YOUR TASK => Copy every record exactly, and keep the pictures out.

MATERIAL PROVIDED =>
══════════════════════════════

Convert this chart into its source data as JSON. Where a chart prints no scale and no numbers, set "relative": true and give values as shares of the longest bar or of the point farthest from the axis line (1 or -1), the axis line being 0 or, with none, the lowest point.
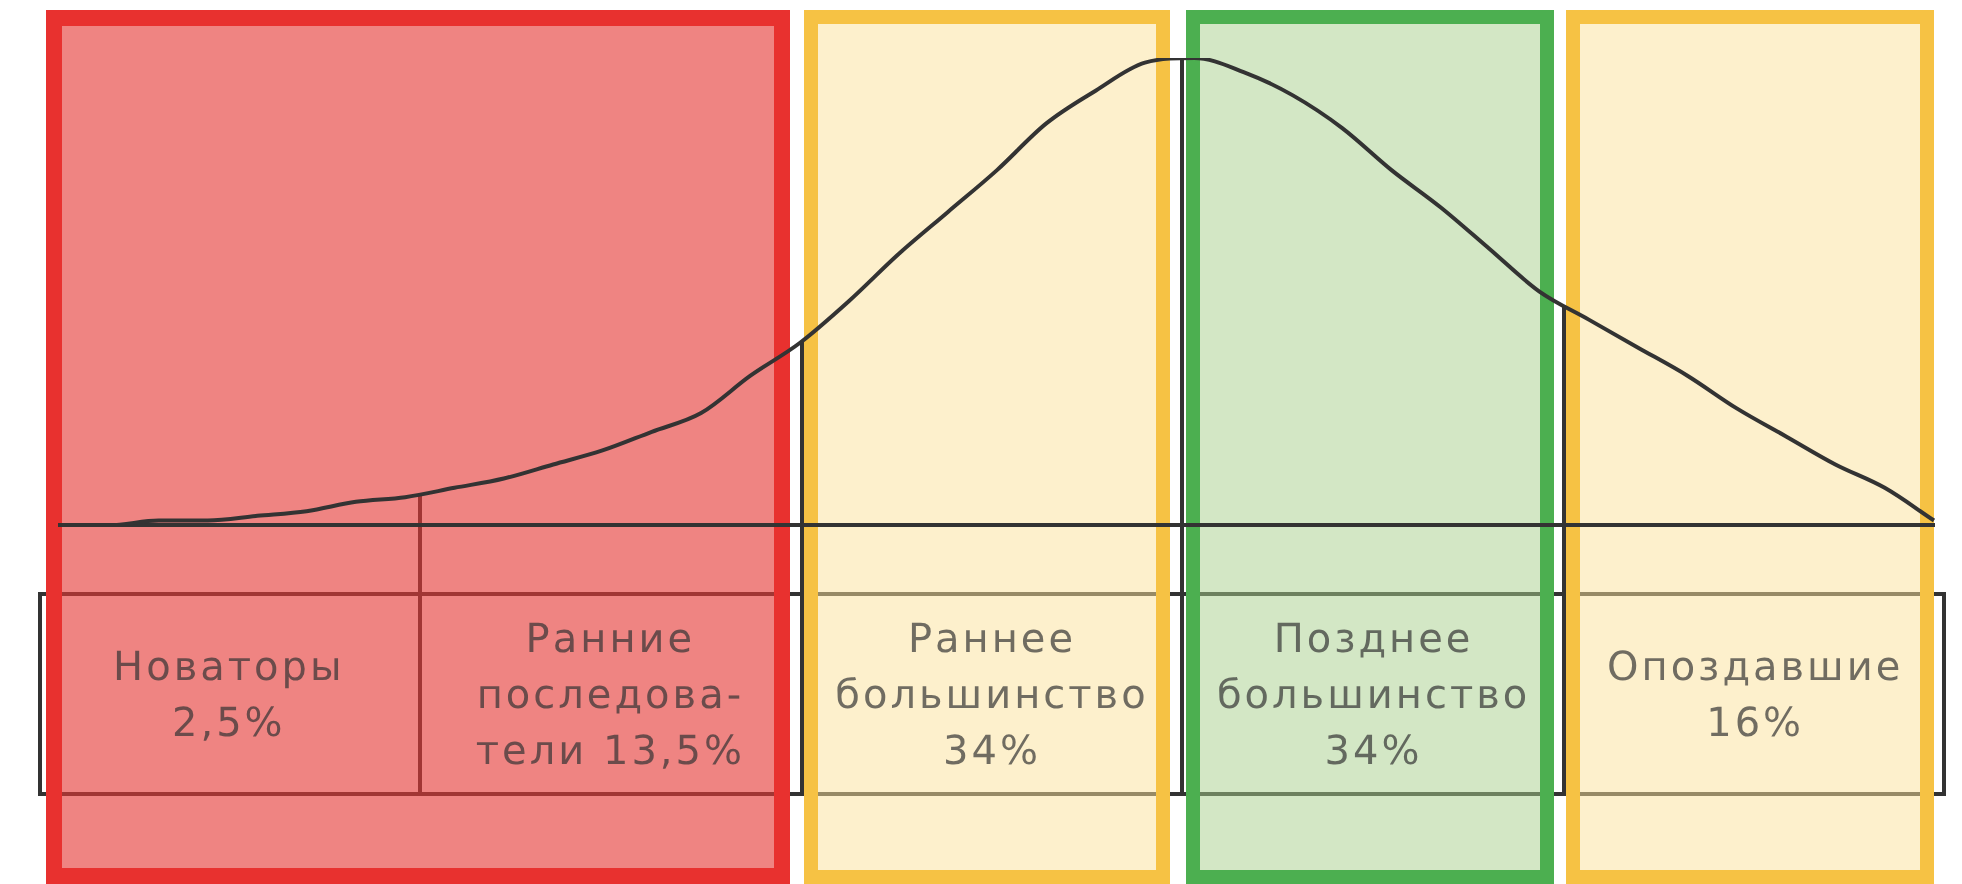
{
  "chart_data": {
    "type": "line",
    "relative": true,
    "marker": "none",
    "color": "#333333",
    "categories": [
      null,
      null,
      null,
      null,
      null,
      null,
      null,
      null,
      null,
      null,
      null,
      null,
      null,
      null,
      null,
      null,
      null,
      null,
      null,
      null,
      null,
      null,
      null,
      null,
      null,
      null,
      null,
      null,
      null,
      null,
      null,
      null,
      null,
      null,
      null,
      null,
      null,
      null,
      null
    ],
    "values": [
      0,
      0,
      0.01,
      0.01,
      0.02,
      0.03,
      0.05,
      0.06,
      0.08,
      0.1,
      0.13,
      0.16,
      0.2,
      0.24,
      0.32,
      0.39,
      0.48,
      0.58,
      0.67,
      0.76,
      0.86,
      0.93,
      0.99,
      1,
      0.97,
      0.92,
      0.85,
      0.76,
      0.68,
      0.59,
      0.5,
      0.44,
      0.38,
      0.32,
      0.25,
      0.19,
      0.13,
      0.08,
      0.01
    ],
    "annotations": [
      "Новаторы\n2,5%",
      "Ранние\nпоследова-\nтели 13,5%",
      "Раннее\nбольшинство\n34%",
      "Позднее\nбольшинство\n34%",
      "Опоздавшие\n16%"
    ]
  }
}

══════════════════════════════

RESPONSE FOR THIS EXERCISE =>
Convert this chart into its source data as JSON. Where a chart prints no scale and no numbers, set "relative": true and give values as shares of the longest bar or of the point farthest from the axis line (1 or -1), the axis line being 0 or, with none, the lowest point.
{
  "chart_data": {
    "type": "line",
    "relative": true,
    "marker": "none",
    "color": "#333333",
    "categories": [
      null,
      null,
      null,
      null,
      null,
      null,
      null,
      null,
      null,
      null,
      null,
      null,
      null,
      null,
      null,
      null,
      null,
      null,
      null,
      null,
      null,
      null,
      null,
      null,
      null,
      null,
      null,
      null,
      null,
      null,
      null,
      null,
      null,
      null,
      null,
      null,
      null,
      null,
      null
    ],
    "values": [
      0,
      0,
      0.01,
      0.01,
      0.02,
      0.03,
      0.05,
      0.06,
      0.08,
      0.1,
      0.13,
      0.16,
      0.2,
      0.24,
      0.32,
      0.39,
      0.48,
      0.58,
      0.67,
      0.76,
      0.86,
      0.93,
      0.99,
      1,
      0.97,
      0.92,
      0.85,
      0.76,
      0.68,
      0.59,
      0.5,
      0.44,
      0.38,
      0.32,
      0.25,
      0.19,
      0.13,
      0.08,
      0.01
    ],
    "annotations": [
      "Новаторы\n2,5%",
      "Ранние\nпоследова-\nтели 13,5%",
      "Раннее\nбольшинство\n34%",
      "Позднее\nбольшинство\n34%",
      "Опоздавшие\n16%"
    ]
  }
}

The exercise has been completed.